Task to carry out: In the entries below, identify every line with the string "электронном" and copy it.

Data listing:

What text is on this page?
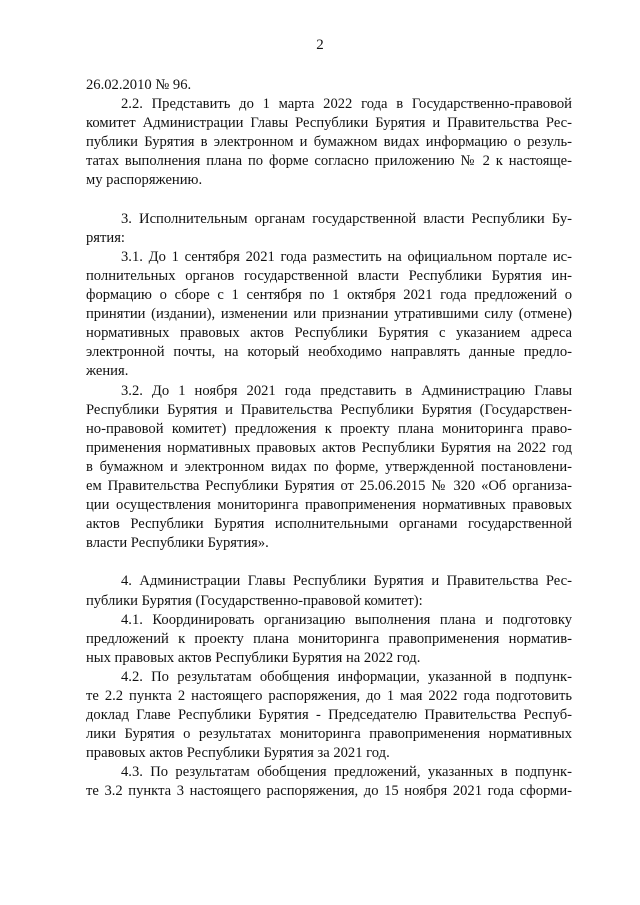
2
26.02.2010 № 96.
2.2. Представить до 1 марта 2022 года в Государственно-правовой
комитет Администрации Главы Республики Бурятия и Правительства Рес-
публики Бурятия в электронном и бумажном видах информацию о резуль-
татах выполнения плана по форме согласно приложению № 2 к настояще-
му распоряжению.
3. Исполнительным органам государственной власти Республики Бу-
рятия:
3.1. До 1 сентября 2021 года разместить на официальном портале ис-
полнительных органов государственной власти Республики Бурятия ин-
формацию о сборе с 1 сентября по 1 октября 2021 года предложений о
принятии (издании), изменении или признании утратившими силу (отмене)
нормативных правовых актов Республики Бурятия с указанием адреса
электронной почты, на который необходимо направлять данные предло-
жения.
3.2. До 1 ноября 2021 года представить в Администрацию Главы
Республики Бурятия и Правительства Республики Бурятия (Государствен-
но-правовой комитет) предложения к проекту плана мониторинга право-
применения нормативных правовых актов Республики Бурятия на 2022 год
в бумажном и электронном видах по форме, утвержденной постановлени-
ем Правительства Республики Бурятия от 25.06.2015 № 320 «Об организа-
ции осуществления мониторинга правоприменения нормативных правовых
актов Республики Бурятия исполнительными органами государственной
власти Республики Бурятия».
4. Администрации Главы Республики Бурятия и Правительства Рес-
публики Бурятия (Государственно-правовой комитет):
4.1. Координировать организацию выполнения плана и подготовку
предложений к проекту плана мониторинга правоприменения норматив-
ных правовых актов Республики Бурятия на 2022 год.
4.2. По результатам обобщения информации, указанной в подпунк-
те 2.2 пункта 2 настоящего распоряжения, до 1 мая 2022 года подготовить
доклад Главе Республики Бурятия - Председателю Правительства Респуб-
лики Бурятия о результатах мониторинга правоприменения нормативных
правовых актов Республики Бурятия за 2021 год.
4.3. По результатам обобщения предложений, указанных в подпунк-
те 3.2 пункта 3 настоящего распоряжения, до 15 ноября 2021 года сформи-
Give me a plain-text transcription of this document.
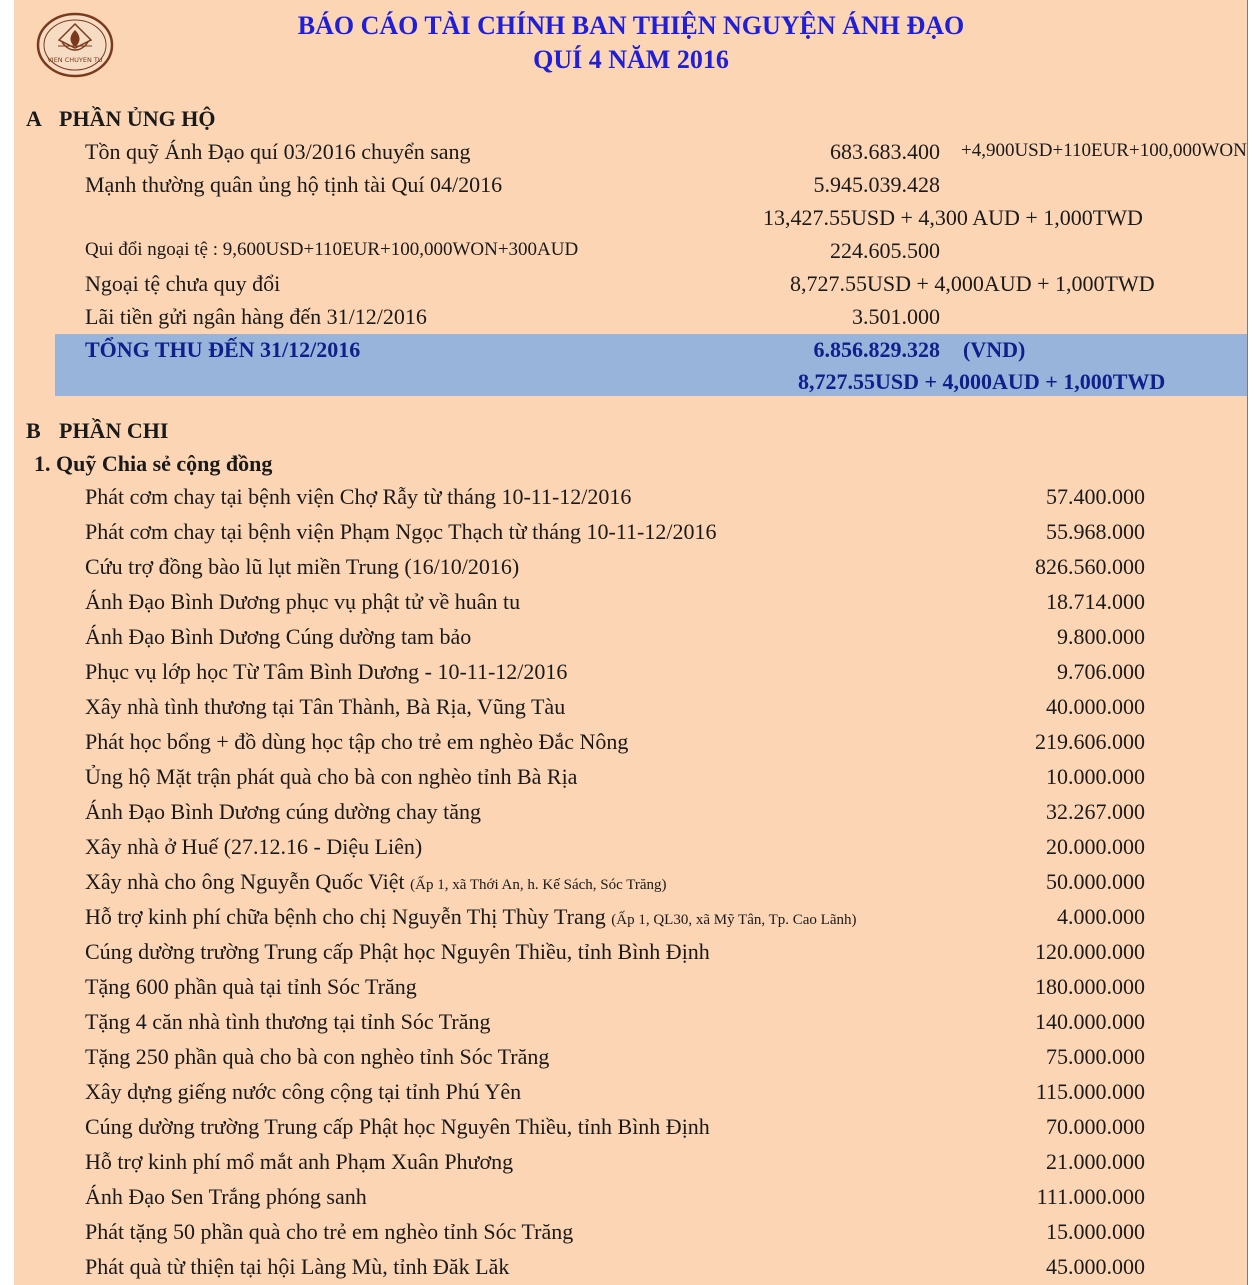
VIEN CHUYEN TU
BÁO CÁO TÀI CHÍNH BAN THIỆN NGUYỆN ÁNH ĐẠO
QUÍ 4 NĂM 2016
A PHẦN ỦNG HỘ
Tồn quỹ Ánh Đạo quí 03/2016 chuyển sang	683.683.400 +4,900USD+110EUR+100,000WON
Mạnh thường quân ủng hộ tịnh tài Quí 04/2016	5.945.039.428
13,427.55USD + 4,300 AUD + 1,000TWD
Qui đổi ngoại tệ : 9,600USD+110EUR+100,000WON+300AUD	224.605.500
Ngoại tệ chưa quy đổi	8,727.55USD + 4,000AUD + 1,000TWD
Lãi tiền gửi ngân hàng đến 31/12/2016	3.501.000
TỔNG THU ĐẾN 31/12/2016	6.856.829.328 (VND)
8,727.55USD + 4,000AUD + 1,000TWD
B PHẦN CHI
1. Quỹ Chia sẻ cộng đồng
Phát cơm chay tại bệnh viện Chợ Rẫy từ tháng 10-11-12/2016	57.400.000
Phát cơm chay tại bệnh viện Phạm Ngọc Thạch từ tháng 10-11-12/2016	55.968.000
Cứu trợ đồng bào lũ lụt miền Trung (16/10/2016)	826.560.000
Ánh Đạo Bình Dương phục vụ phật tử về huân tu	18.714.000
Ánh Đạo Bình Dương Cúng dường tam bảo	9.800.000
Phục vụ lớp học Từ Tâm Bình Dương - 10-11-12/2016	9.706.000
Xây nhà tình thương tại Tân Thành, Bà Rịa, Vũng Tàu	40.000.000
Phát học bổng + đồ dùng học tập cho trẻ em nghèo Đắc Nông	219.606.000
Ủng hộ Mặt trận phát quà cho bà con nghèo tỉnh Bà Rịa	10.000.000
Ánh Đạo Bình Dương cúng dường chay tăng	32.267.000
Xây nhà ở Huế (27.12.16 - Diệu Liên)	20.000.000
Xây nhà cho ông Nguyễn Quốc Việt (Ấp 1, xã Thới An, h. Kế Sách, Sóc Trăng)	50.000.000
Hỗ trợ kinh phí chữa bệnh cho chị Nguyễn Thị Thùy Trang (Ấp 1, QL30, xã Mỹ Tân, Tp. Cao Lãnh)	4.000.000
Cúng dường trường Trung cấp Phật học Nguyên Thiều, tỉnh Bình Định	120.000.000
Tặng 600 phần quà tại tỉnh Sóc Trăng	180.000.000
Tặng 4 căn nhà tình thương tại tỉnh Sóc Trăng	140.000.000
Tặng 250 phần quà cho bà con nghèo tỉnh Sóc Trăng	75.000.000
Xây dựng giếng nước công cộng tại tỉnh Phú Yên	115.000.000
Cúng dường trường Trung cấp Phật học Nguyên Thiều, tỉnh Bình Định	70.000.000
Hỗ trợ kinh phí mổ mắt anh Phạm Xuân Phương	21.000.000
Ánh Đạo Sen Trắng phóng sanh	111.000.000
Phát tặng 50 phần quà cho trẻ em nghèo tỉnh Sóc Trăng	15.000.000
Phát quà từ thiện tại hội Làng Mù, tỉnh Đăk Lăk	45.000.000
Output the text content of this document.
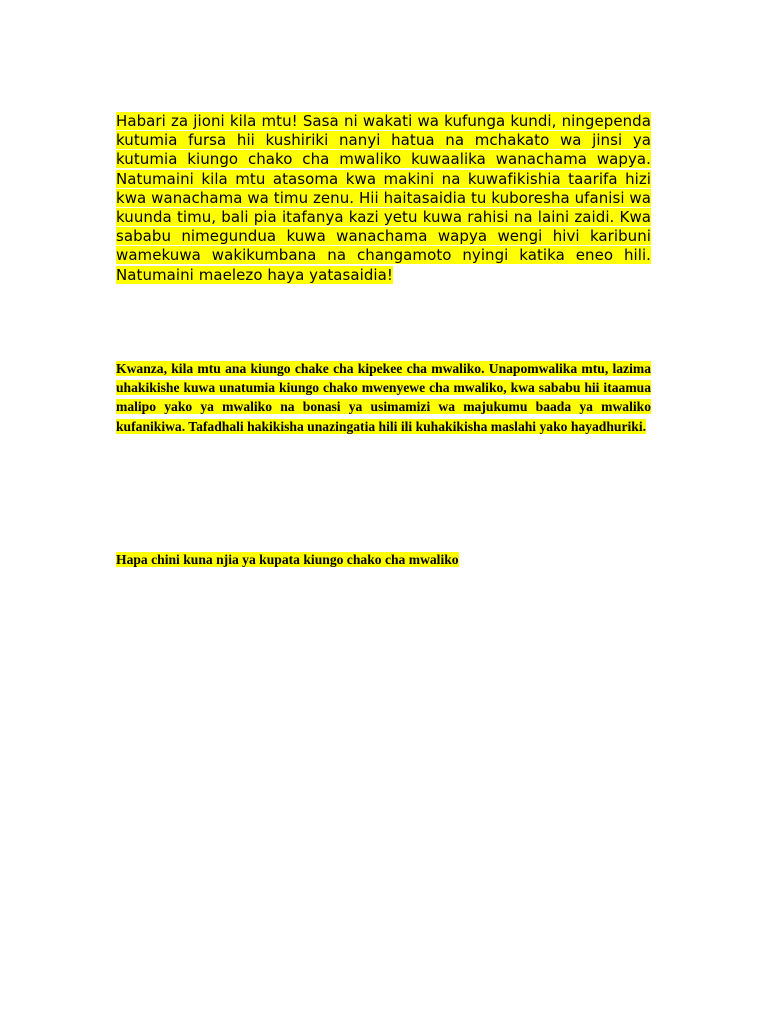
Habari za jioni kila mtu! Sasa ni wakati wa kufunga kundi, ningependa kutumia fursa hii kushiriki nanyi hatua na mchakato wa jinsi ya kutumia kiungo chako cha mwaliko kuwaalika wanachama wapya. Natumaini kila mtu atasoma kwa makini na kuwafikishia taarifa hizi kwa wanachama wa timu zenu. Hii haitasaidia tu kuboresha ufanisi wa kuunda timu, bali pia itafanya kazi yetu kuwa rahisi na laini zaidi. Kwa sababu nimegundua kuwa wanachama wapya wengi hivi karibuni wamekuwa wakikumbana na changamoto nyingi katika eneo hili. Natumaini maelezo haya yatasaidia!

Kwanza, kila mtu ana kiungo chake cha kipekee cha mwaliko. Unapomwalika mtu, lazima uhakikishe kuwa unatumia kiungo chako mwenyewe cha mwaliko, kwa sababu hii itaamua malipo yako ya mwaliko na bonasi ya usimamizi wa majukumu baada ya mwaliko kufanikiwa. Tafadhali hakikisha unazingatia hili ili kuhakikisha maslahi yako hayadhuriki.

Hapa chini kuna njia ya kupata kiungo chako cha mwaliko
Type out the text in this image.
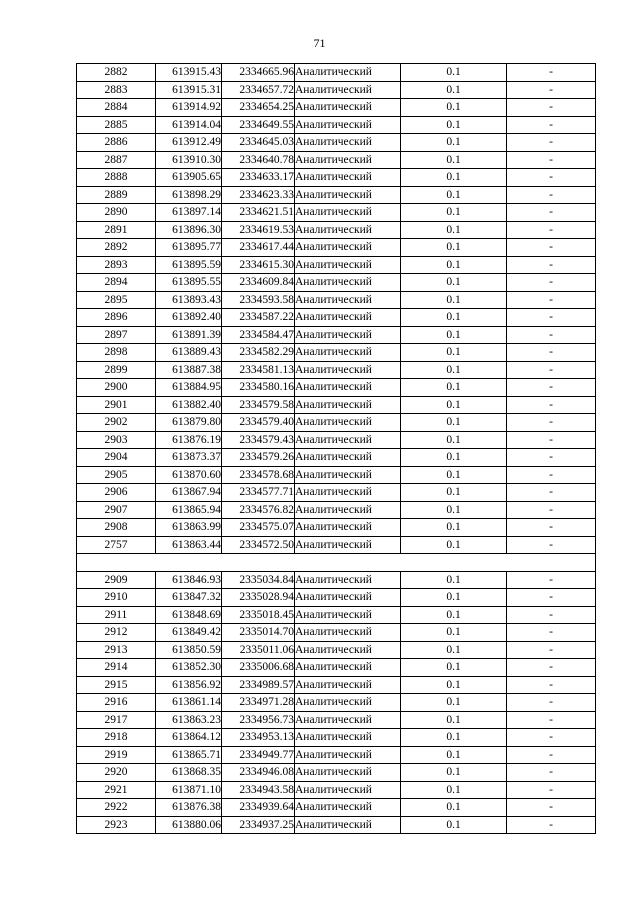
71
2882	613915.43	2334665.96	Аналитический	0.1	-
2883	613915.31	2334657.72	Аналитический	0.1	-
2884	613914.92	2334654.25	Аналитический	0.1	-
2885	613914.04	2334649.55	Аналитический	0.1	-
2886	613912.49	2334645.03	Аналитический	0.1	-
2887	613910.30	2334640.78	Аналитический	0.1	-
2888	613905.65	2334633.17	Аналитический	0.1	-
2889	613898.29	2334623.33	Аналитический	0.1	-
2890	613897.14	2334621.51	Аналитический	0.1	-
2891	613896.30	2334619.53	Аналитический	0.1	-
2892	613895.77	2334617.44	Аналитический	0.1	-
2893	613895.59	2334615.30	Аналитический	0.1	-
2894	613895.55	2334609.84	Аналитический	0.1	-
2895	613893.43	2334593.58	Аналитический	0.1	-
2896	613892.40	2334587.22	Аналитический	0.1	-
2897	613891.39	2334584.47	Аналитический	0.1	-
2898	613889.43	2334582.29	Аналитический	0.1	-
2899	613887.38	2334581.13	Аналитический	0.1	-
2900	613884.95	2334580.16	Аналитический	0.1	-
2901	613882.40	2334579.58	Аналитический	0.1	-
2902	613879.80	2334579.40	Аналитический	0.1	-
2903	613876.19	2334579.43	Аналитический	0.1	-
2904	613873.37	2334579.26	Аналитический	0.1	-
2905	613870.60	2334578.68	Аналитический	0.1	-
2906	613867.94	2334577.71	Аналитический	0.1	-
2907	613865.94	2334576.82	Аналитический	0.1	-
2908	613863.99	2334575.07	Аналитический	0.1	-
2757	613863.44	2334572.50	Аналитический	0.1	-

2909	613846.93	2335034.84	Аналитический	0.1	-
2910	613847.32	2335028.94	Аналитический	0.1	-
2911	613848.69	2335018.45	Аналитический	0.1	-
2912	613849.42	2335014.70	Аналитический	0.1	-
2913	613850.59	2335011.06	Аналитический	0.1	-
2914	613852.30	2335006.68	Аналитический	0.1	-
2915	613856.92	2334989.57	Аналитический	0.1	-
2916	613861.14	2334971.28	Аналитический	0.1	-
2917	613863.23	2334956.73	Аналитический	0.1	-
2918	613864.12	2334953.13	Аналитический	0.1	-
2919	613865.71	2334949.77	Аналитический	0.1	-
2920	613868.35	2334946.08	Аналитический	0.1	-
2921	613871.10	2334943.58	Аналитический	0.1	-
2922	613876.38	2334939.64	Аналитический	0.1	-
2923	613880.06	2334937.25	Аналитический	0.1	-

Reply:
публики Бурятия в электронном и бумажном видах информацию о резуль-
в бумажном и электронном видах по форме, утвержденной постановлени-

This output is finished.